Required task: Extract every line of the material that holds the string "있습니다".

## start

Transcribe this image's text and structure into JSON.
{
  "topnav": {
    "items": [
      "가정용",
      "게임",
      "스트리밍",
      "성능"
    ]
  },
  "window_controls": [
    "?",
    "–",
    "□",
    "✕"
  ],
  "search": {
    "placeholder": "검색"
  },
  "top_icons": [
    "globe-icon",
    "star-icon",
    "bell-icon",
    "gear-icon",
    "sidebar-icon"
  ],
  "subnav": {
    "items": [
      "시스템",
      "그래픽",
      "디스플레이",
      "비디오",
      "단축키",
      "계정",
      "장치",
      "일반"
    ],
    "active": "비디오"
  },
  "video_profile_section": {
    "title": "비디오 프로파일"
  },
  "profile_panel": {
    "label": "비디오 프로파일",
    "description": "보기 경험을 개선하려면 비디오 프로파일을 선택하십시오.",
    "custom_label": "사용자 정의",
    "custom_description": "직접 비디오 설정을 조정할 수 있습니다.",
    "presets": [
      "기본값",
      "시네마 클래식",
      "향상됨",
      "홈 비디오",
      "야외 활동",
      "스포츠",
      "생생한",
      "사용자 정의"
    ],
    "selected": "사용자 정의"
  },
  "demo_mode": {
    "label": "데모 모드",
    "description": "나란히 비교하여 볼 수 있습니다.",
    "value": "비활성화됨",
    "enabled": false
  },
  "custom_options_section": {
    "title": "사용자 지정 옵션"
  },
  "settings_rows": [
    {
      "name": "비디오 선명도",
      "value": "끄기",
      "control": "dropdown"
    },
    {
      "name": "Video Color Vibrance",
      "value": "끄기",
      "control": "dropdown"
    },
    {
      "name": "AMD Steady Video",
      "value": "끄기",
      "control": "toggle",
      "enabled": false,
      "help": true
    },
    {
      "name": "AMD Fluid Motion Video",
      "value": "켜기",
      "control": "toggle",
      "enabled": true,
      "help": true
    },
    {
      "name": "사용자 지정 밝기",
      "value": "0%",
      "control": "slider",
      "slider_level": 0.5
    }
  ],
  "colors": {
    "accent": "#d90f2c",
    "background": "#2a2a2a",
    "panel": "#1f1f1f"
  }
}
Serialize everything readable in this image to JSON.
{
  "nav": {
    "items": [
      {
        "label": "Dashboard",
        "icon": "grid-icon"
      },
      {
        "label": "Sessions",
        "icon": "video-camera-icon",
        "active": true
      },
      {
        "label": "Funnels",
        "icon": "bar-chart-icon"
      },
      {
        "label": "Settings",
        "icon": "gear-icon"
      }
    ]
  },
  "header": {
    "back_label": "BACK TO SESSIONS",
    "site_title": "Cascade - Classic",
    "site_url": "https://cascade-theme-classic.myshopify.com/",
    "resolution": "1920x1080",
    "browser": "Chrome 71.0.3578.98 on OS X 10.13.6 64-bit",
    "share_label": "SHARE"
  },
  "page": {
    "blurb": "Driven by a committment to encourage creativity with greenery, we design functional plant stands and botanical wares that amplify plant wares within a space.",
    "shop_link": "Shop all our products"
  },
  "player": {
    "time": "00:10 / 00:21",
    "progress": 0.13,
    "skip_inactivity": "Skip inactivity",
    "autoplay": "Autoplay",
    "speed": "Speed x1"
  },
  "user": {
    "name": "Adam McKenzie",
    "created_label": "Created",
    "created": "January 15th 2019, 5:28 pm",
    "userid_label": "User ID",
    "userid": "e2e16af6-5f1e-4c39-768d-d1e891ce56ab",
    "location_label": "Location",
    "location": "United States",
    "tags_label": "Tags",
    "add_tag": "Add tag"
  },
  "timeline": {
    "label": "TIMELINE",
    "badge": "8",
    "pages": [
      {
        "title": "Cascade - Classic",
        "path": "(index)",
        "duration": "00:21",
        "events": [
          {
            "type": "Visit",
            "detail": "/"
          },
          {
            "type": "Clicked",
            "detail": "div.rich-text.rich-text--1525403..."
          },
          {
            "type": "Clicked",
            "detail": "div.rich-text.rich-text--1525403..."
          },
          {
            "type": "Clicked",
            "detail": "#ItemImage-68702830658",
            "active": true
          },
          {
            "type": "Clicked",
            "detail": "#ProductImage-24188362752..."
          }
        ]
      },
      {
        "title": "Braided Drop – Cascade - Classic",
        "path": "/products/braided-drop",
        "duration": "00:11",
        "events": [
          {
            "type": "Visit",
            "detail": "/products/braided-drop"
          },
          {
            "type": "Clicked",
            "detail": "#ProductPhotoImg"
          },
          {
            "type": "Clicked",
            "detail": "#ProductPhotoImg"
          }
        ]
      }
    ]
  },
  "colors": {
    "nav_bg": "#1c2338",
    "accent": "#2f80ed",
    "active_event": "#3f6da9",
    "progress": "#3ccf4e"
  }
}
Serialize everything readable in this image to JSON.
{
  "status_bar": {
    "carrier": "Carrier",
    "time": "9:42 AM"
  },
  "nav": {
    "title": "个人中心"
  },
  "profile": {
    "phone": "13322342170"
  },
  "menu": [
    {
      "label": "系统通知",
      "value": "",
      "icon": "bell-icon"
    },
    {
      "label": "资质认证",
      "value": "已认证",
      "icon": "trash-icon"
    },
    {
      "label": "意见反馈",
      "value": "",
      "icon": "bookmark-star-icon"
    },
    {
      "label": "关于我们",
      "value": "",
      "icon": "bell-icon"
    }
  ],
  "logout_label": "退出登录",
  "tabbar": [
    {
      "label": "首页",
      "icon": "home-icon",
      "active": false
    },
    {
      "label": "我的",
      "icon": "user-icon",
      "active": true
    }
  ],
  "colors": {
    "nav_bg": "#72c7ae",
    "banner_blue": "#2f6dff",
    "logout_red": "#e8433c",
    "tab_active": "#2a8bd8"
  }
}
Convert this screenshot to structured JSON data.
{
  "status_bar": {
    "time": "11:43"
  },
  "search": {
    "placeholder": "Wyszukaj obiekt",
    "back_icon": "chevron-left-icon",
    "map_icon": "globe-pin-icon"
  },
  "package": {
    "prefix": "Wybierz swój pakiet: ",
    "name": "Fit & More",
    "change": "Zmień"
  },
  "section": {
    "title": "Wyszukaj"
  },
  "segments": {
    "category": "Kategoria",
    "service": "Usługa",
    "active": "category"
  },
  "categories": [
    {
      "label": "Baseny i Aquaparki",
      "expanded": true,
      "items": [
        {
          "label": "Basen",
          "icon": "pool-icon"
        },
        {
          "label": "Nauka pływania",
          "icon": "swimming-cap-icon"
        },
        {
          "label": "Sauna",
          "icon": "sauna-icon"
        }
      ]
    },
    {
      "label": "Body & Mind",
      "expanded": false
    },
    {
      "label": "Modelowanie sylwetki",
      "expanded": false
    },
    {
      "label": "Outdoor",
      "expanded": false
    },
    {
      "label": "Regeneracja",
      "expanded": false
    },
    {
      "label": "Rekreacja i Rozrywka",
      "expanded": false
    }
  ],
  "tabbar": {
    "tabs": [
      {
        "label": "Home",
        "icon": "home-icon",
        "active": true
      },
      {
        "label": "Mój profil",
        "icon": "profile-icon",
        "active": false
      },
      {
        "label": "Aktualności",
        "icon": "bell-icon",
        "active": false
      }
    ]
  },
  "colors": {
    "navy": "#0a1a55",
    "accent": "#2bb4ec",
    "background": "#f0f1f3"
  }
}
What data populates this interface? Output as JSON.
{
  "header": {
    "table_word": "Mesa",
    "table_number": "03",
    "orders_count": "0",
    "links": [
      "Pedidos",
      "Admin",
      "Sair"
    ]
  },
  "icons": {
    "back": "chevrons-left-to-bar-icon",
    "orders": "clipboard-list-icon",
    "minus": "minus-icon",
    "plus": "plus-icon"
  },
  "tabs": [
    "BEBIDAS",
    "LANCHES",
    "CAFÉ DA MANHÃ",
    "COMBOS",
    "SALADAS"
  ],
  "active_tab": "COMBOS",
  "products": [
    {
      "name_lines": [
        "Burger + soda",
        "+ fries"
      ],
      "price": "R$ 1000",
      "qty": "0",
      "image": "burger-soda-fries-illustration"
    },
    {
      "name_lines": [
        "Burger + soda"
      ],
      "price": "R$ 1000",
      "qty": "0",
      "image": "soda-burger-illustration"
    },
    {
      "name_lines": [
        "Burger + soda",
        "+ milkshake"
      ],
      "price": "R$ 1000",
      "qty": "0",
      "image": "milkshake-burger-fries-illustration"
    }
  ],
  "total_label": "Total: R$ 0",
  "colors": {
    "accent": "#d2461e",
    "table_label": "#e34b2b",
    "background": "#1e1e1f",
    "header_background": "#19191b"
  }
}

## end

Exercise solution:
    "custom_description": "직접 비디오 설정을 조정할 수 있습니다.",
    "description": "나란히 비교하여 볼 수 있습니다.",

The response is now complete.